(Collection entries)
........
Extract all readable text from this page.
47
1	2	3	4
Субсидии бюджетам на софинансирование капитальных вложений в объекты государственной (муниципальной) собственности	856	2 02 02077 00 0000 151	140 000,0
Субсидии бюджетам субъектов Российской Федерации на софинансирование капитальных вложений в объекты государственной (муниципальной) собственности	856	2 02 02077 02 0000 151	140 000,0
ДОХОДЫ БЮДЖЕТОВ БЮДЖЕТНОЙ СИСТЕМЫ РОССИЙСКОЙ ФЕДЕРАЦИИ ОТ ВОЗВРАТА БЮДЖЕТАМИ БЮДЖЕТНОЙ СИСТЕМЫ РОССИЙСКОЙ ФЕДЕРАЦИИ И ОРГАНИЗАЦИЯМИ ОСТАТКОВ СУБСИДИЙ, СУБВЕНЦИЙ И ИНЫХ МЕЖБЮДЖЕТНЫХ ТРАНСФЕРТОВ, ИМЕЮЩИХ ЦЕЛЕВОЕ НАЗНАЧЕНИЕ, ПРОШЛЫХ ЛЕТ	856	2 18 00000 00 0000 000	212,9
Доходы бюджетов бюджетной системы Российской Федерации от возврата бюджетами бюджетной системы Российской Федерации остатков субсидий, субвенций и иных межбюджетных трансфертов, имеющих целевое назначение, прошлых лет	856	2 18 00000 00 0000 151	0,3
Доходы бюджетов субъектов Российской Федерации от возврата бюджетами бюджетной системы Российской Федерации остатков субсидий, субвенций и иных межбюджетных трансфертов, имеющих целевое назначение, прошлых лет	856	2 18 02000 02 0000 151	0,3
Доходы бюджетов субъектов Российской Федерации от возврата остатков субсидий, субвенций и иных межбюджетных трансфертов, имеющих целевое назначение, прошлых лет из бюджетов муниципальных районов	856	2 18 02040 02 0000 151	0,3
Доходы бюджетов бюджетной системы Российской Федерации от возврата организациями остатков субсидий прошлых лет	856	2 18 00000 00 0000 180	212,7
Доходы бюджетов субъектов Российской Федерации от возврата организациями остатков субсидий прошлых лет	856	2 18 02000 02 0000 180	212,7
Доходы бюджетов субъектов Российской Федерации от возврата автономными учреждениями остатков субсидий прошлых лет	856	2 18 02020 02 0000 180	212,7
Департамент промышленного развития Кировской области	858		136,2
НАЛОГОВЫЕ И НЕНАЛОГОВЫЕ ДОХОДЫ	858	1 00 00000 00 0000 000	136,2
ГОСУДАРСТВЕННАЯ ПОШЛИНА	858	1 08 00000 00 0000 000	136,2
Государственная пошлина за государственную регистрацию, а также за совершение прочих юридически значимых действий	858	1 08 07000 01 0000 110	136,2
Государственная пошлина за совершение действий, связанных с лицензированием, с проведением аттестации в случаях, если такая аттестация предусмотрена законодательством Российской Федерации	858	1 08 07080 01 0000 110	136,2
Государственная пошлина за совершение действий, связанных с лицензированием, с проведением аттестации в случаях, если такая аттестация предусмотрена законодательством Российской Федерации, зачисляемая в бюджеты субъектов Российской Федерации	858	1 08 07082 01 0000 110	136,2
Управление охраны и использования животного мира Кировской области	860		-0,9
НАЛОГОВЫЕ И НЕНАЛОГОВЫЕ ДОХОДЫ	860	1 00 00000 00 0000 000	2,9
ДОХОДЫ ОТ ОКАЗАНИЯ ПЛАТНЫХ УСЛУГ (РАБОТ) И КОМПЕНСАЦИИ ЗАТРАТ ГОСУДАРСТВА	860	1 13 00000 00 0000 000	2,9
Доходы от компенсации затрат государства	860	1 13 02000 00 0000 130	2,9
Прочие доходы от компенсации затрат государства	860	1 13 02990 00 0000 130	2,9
........
**Set problem**
Copy out all the entries shown above, character for character.

**Complete output**
Extract all readable text from this page.
47
1	2	3	4
Субсидии бюджетам на софинансирование капитальных вложений в объекты государственной (муниципальной) собственности	856	2 02 02077 00 0000 151	140 000,0
Субсидии бюджетам субъектов Российской Федерации на софинансирование капитальных вложений в объекты государственной (муниципальной) собственности	856	2 02 02077 02 0000 151	140 000,0
ДОХОДЫ БЮДЖЕТОВ БЮДЖЕТНОЙ СИСТЕМЫ РОССИЙСКОЙ ФЕДЕРАЦИИ ОТ ВОЗВРАТА БЮДЖЕТАМИ БЮДЖЕТНОЙ СИСТЕМЫ РОССИЙСКОЙ ФЕДЕРАЦИИ И ОРГАНИЗАЦИЯМИ ОСТАТКОВ СУБСИДИЙ, СУБВЕНЦИЙ И ИНЫХ МЕЖБЮДЖЕТНЫХ ТРАНСФЕРТОВ, ИМЕЮЩИХ ЦЕЛЕВОЕ НАЗНАЧЕНИЕ, ПРОШЛЫХ ЛЕТ	856	2 18 00000 00 0000 000	212,9
Доходы бюджетов бюджетной системы Российской Федерации от возврата бюджетами бюджетной системы Российской Федерации остатков субсидий, субвенций и иных межбюджетных трансфертов, имеющих целевое назначение, прошлых лет	856	2 18 00000 00 0000 151	0,3
Доходы бюджетов субъектов Российской Федерации от возврата бюджетами бюджетной системы Российской Федерации остатков субсидий, субвенций и иных межбюджетных трансфертов, имеющих целевое назначение, прошлых лет	856	2 18 02000 02 0000 151	0,3
Доходы бюджетов субъектов Российской Федерации от возврата остатков субсидий, субвенций и иных межбюджетных трансфертов, имеющих целевое назначение, прошлых лет из бюджетов муниципальных районов	856	2 18 02040 02 0000 151	0,3
Доходы бюджетов бюджетной системы Российской Федерации от возврата организациями остатков субсидий прошлых лет	856	2 18 00000 00 0000 180	212,7
Доходы бюджетов субъектов Российской Федерации от возврата организациями остатков субсидий прошлых лет	856	2 18 02000 02 0000 180	212,7
Доходы бюджетов субъектов Российской Федерации от возврата автономными учреждениями остатков субсидий прошлых лет	856	2 18 02020 02 0000 180	212,7
Департамент промышленного развития Кировской области	858		136,2
НАЛОГОВЫЕ И НЕНАЛОГОВЫЕ ДОХОДЫ	858	1 00 00000 00 0000 000	136,2
ГОСУДАРСТВЕННАЯ ПОШЛИНА	858	1 08 00000 00 0000 000	136,2
Государственная пошлина за государственную регистрацию, а также за совершение прочих юридически значимых действий	858	1 08 07000 01 0000 110	136,2
Государственная пошлина за совершение действий, связанных с лицензированием, с проведением аттестации в случаях, если такая аттестация предусмотрена законодательством Российской Федерации	858	1 08 07080 01 0000 110	136,2
Государственная пошлина за совершение действий, связанных с лицензированием, с проведением аттестации в случаях, если такая аттестация предусмотрена законодательством Российской Федерации, зачисляемая в бюджеты субъектов Российской Федерации	858	1 08 07082 01 0000 110	136,2
Управление охраны и использования животного мира Кировской области	860		-0,9
НАЛОГОВЫЕ И НЕНАЛОГОВЫЕ ДОХОДЫ	860	1 00 00000 00 0000 000	2,9
ДОХОДЫ ОТ ОКАЗАНИЯ ПЛАТНЫХ УСЛУГ (РАБОТ) И КОМПЕНСАЦИИ ЗАТРАТ ГОСУДАРСТВА	860	1 13 00000 00 0000 000	2,9
Доходы от компенсации затрат государства	860	1 13 02000 00 0000 130	2,9
Прочие доходы от компенсации затрат государства	860	1 13 02990 00 0000 130	2,9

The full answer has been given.